■ Exercise data ■
== == ==

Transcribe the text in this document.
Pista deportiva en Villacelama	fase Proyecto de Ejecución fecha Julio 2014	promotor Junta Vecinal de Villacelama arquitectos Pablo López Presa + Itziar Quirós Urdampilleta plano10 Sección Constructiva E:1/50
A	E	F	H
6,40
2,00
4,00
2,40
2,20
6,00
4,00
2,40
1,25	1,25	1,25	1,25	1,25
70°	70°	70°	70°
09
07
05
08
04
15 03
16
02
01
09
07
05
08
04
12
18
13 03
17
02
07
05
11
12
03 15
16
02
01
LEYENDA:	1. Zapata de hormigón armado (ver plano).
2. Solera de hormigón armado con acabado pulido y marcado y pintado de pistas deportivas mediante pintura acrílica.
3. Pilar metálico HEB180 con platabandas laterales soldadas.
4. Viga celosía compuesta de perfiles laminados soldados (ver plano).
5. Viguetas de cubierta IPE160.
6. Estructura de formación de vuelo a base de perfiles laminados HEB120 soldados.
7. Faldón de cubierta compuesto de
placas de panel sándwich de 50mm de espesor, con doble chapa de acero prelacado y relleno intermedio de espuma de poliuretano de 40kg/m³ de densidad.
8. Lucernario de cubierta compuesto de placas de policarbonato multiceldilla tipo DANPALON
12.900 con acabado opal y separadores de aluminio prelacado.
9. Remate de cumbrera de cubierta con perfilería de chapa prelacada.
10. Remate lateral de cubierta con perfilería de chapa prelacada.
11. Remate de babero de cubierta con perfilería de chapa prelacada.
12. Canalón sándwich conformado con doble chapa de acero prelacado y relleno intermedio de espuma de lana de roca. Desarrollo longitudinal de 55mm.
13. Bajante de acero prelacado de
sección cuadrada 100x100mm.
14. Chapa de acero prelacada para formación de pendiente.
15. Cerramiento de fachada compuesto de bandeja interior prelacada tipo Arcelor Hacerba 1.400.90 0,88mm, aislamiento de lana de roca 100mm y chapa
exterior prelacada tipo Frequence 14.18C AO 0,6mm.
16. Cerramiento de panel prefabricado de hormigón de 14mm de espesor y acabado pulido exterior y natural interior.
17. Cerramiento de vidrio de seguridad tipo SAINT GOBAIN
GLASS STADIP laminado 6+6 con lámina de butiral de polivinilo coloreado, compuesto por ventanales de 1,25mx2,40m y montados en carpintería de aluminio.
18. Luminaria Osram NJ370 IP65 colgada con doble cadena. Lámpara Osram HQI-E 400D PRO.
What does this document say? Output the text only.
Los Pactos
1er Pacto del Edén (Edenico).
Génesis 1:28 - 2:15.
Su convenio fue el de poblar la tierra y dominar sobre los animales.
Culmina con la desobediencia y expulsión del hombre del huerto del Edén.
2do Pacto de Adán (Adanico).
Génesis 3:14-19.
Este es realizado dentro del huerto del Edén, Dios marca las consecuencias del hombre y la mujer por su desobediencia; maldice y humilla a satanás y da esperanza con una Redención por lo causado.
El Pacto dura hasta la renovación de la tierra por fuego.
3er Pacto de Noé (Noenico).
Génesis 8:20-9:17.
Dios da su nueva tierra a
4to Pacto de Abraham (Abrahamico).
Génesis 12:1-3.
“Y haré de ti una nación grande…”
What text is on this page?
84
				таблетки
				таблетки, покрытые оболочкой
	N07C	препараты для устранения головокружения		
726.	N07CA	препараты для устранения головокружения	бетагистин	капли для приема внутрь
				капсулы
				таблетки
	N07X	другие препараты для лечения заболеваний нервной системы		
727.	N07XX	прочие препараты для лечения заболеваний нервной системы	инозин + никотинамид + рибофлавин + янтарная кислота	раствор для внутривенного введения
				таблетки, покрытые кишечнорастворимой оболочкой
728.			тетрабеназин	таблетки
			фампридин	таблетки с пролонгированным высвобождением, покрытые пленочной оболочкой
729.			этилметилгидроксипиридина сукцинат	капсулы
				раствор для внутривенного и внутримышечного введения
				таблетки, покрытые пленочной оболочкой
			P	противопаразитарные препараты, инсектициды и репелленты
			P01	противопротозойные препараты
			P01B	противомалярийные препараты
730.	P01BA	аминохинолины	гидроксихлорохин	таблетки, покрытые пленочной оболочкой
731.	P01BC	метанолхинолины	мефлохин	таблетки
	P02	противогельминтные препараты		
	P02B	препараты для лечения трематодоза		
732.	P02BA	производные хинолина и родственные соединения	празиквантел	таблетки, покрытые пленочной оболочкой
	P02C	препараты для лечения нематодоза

== == ==

■ Description of the task ■
Every line of the listing that holds "cubierta" should be found and copied.

■ Complete output ■
5. Viguetas de cubierta IPE160.
7. Faldón de cubierta compuesto de
8. Lucernario de cubierta compuesto de placas de policarbonato multiceldilla tipo DANPALON
9. Remate de cumbrera de cubierta con perfilería de chapa prelacada.
10. Remate lateral de cubierta con perfilería de chapa prelacada.
11. Remate de babero de cubierta con perfilería de chapa prelacada.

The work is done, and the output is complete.